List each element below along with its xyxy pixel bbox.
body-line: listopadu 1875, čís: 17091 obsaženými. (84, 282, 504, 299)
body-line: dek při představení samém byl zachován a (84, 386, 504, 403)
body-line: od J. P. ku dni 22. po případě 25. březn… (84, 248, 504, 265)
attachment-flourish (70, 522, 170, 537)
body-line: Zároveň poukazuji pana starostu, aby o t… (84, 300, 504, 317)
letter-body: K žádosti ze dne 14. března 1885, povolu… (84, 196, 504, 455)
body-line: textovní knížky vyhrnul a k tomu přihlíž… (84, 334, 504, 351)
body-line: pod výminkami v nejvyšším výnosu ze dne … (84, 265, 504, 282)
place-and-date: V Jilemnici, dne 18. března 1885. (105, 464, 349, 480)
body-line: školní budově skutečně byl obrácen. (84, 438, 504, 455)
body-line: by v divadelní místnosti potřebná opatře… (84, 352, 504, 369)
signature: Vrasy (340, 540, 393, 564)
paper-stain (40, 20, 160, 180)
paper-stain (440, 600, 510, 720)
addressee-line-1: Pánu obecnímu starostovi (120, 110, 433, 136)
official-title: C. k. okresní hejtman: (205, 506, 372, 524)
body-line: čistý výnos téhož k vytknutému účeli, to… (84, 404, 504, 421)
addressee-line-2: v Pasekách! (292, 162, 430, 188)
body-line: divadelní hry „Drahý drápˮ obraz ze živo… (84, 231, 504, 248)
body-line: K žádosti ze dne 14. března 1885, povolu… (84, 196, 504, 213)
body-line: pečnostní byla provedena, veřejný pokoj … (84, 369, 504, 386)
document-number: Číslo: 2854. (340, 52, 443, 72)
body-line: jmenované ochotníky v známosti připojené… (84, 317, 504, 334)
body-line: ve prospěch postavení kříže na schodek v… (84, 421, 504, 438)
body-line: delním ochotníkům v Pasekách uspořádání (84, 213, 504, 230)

########################################

GIVEN REQUEST ▸ Print all of the lines above again, word for word and without any change.

TASK ANSWER ▸
List each element below along with its xyxy pixel bbox.
body-line: listopadu 1875, čís: 17091 obsaženými. (84, 282, 504, 299)
body-line: dek při představení samém byl zachován a (84, 386, 504, 403)
body-line: od J. P. ku dni 22. po případě 25. březn… (84, 248, 504, 265)
attachment-flourish (70, 522, 170, 537)
body-line: Zároveň poukazuji pana starostu, aby o t… (84, 300, 504, 317)
letter-body: K žádosti ze dne 14. března 1885, povolu… (84, 196, 504, 455)
body-line: textovní knížky vyhrnul a k tomu přihlíž… (84, 334, 504, 351)
body-line: pod výminkami v nejvyšším výnosu ze dne … (84, 265, 504, 282)
place-and-date: V Jilemnici, dne 18. března 1885. (105, 464, 349, 480)
body-line: školní budově skutečně byl obrácen. (84, 438, 504, 455)
body-line: by v divadelní místnosti potřebná opatře… (84, 352, 504, 369)
signature: Vrasy (340, 540, 393, 564)
paper-stain (40, 20, 160, 180)
paper-stain (440, 600, 510, 720)
addressee-line-1: Pánu obecnímu starostovi (120, 110, 433, 136)
official-title: C. k. okresní hejtman: (205, 506, 372, 524)
body-line: čistý výnos téhož k vytknutému účeli, to… (84, 404, 504, 421)
addressee-line-2: v Pasekách! (292, 162, 430, 188)
body-line: divadelní hry „Drahý drápˮ obraz ze živo… (84, 231, 504, 248)
body-line: K žádosti ze dne 14. března 1885, povolu… (84, 196, 504, 213)
body-line: pečnostní byla provedena, veřejný pokoj … (84, 369, 504, 386)
document-number: Číslo: 2854. (340, 52, 443, 72)
body-line: jmenované ochotníky v známosti připojené… (84, 317, 504, 334)
body-line: ve prospěch postavení kříže na schodek v… (84, 421, 504, 438)
body-line: delním ochotníkům v Pasekách uspořádání (84, 213, 504, 230)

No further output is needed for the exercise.